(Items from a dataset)
════
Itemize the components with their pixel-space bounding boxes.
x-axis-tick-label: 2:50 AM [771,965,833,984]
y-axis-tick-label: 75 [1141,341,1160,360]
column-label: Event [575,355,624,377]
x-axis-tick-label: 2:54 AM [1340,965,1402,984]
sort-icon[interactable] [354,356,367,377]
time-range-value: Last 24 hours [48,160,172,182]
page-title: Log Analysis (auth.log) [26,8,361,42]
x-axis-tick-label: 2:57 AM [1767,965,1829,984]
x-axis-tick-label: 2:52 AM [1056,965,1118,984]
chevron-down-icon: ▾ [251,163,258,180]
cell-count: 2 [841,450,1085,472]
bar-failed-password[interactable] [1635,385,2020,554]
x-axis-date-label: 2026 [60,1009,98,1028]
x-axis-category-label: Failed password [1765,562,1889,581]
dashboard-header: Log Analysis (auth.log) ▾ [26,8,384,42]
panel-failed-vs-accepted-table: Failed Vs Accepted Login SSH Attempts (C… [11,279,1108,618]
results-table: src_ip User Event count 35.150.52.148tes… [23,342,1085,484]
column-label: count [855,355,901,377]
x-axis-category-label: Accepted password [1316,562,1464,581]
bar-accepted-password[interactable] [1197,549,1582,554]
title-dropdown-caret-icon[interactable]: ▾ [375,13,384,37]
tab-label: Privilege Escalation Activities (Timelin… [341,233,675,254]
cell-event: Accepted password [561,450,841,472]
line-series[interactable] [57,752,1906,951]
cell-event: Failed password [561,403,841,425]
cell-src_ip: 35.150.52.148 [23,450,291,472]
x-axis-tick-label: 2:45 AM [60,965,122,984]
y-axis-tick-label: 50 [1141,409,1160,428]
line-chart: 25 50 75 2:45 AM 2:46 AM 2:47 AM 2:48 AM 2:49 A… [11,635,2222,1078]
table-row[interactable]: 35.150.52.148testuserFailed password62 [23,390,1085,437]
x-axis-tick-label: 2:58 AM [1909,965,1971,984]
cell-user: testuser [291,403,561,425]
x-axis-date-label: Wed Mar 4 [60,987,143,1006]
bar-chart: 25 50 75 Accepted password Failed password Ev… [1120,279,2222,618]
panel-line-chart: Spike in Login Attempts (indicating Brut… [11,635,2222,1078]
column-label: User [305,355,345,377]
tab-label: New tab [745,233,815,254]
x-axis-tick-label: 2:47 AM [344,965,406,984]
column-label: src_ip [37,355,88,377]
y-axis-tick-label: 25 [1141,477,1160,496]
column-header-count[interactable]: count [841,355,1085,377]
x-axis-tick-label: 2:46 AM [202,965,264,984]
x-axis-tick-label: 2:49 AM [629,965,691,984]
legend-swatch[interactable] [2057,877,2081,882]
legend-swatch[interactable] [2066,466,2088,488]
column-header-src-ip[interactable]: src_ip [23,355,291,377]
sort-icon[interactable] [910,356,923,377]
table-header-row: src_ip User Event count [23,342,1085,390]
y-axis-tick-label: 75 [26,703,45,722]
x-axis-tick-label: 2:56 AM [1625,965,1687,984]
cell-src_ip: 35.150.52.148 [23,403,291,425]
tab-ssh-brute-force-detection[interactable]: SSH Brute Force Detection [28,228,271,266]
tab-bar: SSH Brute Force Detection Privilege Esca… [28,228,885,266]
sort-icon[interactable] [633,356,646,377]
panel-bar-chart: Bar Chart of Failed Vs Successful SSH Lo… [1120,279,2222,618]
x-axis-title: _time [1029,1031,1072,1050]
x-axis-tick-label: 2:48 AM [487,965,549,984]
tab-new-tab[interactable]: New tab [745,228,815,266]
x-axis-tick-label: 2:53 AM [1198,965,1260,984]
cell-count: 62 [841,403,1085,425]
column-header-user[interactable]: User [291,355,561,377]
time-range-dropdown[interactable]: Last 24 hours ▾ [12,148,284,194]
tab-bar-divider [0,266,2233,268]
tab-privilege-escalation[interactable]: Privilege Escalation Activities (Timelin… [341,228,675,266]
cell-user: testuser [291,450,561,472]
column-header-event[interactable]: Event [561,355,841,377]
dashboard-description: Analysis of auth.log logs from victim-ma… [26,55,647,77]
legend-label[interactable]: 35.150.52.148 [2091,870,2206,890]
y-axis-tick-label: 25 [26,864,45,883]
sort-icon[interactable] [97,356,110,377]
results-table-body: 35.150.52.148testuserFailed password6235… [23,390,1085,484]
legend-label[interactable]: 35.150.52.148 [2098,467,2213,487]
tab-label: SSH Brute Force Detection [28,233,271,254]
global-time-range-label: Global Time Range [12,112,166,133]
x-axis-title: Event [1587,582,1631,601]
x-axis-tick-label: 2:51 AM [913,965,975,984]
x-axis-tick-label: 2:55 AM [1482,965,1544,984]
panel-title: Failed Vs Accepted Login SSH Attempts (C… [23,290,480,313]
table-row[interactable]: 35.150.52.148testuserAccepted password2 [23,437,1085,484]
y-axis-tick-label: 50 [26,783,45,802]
════
Replace "x-axis-tick-label" with "horizontal-tick-label" in the material from its first line through the line containing "time-range-value: Last 24", and give that part again with nothing else changed.

- **Solution to this problem**
Itemize the components with their pixel-space bounding boxes.
horizontal-tick-label: 2:50 AM [771,965,833,984]
y-axis-tick-label: 75 [1141,341,1160,360]
column-label: Event [575,355,624,377]
horizontal-tick-label: 2:54 AM [1340,965,1402,984]
sort-icon[interactable] [354,356,367,377]
time-range-value: Last 24 hours [48,160,172,182]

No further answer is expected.